**Set exercise:** Lines before the one containing "Read out every word on this page." are excluded. Repeat that line and every line after it, exactly.

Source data
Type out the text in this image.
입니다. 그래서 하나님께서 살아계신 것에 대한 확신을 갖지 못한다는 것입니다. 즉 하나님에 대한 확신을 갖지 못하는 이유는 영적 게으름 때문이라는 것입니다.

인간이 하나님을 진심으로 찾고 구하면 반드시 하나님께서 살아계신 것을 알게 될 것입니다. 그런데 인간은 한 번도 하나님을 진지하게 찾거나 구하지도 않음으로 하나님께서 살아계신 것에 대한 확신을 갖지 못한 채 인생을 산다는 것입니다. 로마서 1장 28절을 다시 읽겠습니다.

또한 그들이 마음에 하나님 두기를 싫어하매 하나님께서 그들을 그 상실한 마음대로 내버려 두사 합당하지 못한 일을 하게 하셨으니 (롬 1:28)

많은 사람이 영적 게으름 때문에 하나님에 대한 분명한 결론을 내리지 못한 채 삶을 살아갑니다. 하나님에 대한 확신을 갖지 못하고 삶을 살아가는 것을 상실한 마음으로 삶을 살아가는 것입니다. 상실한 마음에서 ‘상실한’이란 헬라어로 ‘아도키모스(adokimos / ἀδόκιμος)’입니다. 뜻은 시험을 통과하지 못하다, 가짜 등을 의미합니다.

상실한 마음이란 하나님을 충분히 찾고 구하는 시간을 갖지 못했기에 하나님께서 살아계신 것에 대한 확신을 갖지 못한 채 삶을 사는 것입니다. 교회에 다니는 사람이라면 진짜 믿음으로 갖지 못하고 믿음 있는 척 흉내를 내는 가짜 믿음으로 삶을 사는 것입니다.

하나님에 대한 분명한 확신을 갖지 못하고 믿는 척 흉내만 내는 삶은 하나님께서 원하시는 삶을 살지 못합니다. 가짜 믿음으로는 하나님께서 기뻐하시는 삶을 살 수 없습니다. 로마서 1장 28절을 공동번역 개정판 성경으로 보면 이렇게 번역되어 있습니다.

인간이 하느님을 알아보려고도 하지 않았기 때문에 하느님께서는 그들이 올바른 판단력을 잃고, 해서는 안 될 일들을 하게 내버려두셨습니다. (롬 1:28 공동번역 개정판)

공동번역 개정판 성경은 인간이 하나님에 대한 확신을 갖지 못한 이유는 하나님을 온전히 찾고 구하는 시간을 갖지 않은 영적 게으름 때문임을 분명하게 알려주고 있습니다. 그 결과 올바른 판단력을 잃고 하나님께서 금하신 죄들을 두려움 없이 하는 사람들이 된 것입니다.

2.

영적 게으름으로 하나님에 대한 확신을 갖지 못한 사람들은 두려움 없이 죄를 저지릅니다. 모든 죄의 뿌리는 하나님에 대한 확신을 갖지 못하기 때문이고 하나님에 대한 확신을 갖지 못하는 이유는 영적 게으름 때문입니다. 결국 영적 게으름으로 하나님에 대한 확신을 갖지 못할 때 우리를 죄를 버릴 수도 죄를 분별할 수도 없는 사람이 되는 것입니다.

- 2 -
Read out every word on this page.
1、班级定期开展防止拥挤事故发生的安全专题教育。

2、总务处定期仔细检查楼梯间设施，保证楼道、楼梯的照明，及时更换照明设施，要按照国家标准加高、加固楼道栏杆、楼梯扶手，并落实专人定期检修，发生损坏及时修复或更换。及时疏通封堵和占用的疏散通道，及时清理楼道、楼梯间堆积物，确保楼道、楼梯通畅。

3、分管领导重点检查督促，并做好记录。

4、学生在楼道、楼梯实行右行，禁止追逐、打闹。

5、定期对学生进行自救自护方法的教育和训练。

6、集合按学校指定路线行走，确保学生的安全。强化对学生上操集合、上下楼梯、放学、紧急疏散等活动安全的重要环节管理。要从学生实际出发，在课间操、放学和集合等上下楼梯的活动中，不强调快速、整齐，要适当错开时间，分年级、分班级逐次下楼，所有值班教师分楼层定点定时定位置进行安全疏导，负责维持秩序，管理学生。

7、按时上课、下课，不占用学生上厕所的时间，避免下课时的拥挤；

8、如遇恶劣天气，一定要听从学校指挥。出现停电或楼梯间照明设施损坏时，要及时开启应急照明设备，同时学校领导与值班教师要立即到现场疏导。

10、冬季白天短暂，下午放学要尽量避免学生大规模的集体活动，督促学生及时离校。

**Task output:**
Read out every word on this page.
1、班级定期开展防止拥挤事故发生的安全专题教育。

2、总务处定期仔细检查楼梯间设施，保证楼道、楼梯的照明，及时更换照明设施，要按照国家标准加高、加固楼道栏杆、楼梯扶手，并落实专人定期检修，发生损坏及时修复或更换。及时疏通封堵和占用的疏散通道，及时清理楼道、楼梯间堆积物，确保楼道、楼梯通畅。

3、分管领导重点检查督促，并做好记录。

4、学生在楼道、楼梯实行右行，禁止追逐、打闹。

5、定期对学生进行自救自护方法的教育和训练。

6、集合按学校指定路线行走，确保学生的安全。强化对学生上操集合、上下楼梯、放学、紧急疏散等活动安全的重要环节管理。要从学生实际出发，在课间操、放学和集合等上下楼梯的活动中，不强调快速、整齐，要适当错开时间，分年级、分班级逐次下楼，所有值班教师分楼层定点定时定位置进行安全疏导，负责维持秩序，管理学生。

7、按时上课、下课，不占用学生上厕所的时间，避免下课时的拥挤；

8、如遇恶劣天气，一定要听从学校指挥。出现停电或楼梯间照明设施损坏时，要及时开启应急照明设备，同时学校领导与值班教师要立即到现场疏导。

10、冬季白天短暂，下午放学要尽量避免学生大规模的集体活动，督促学生及时离校。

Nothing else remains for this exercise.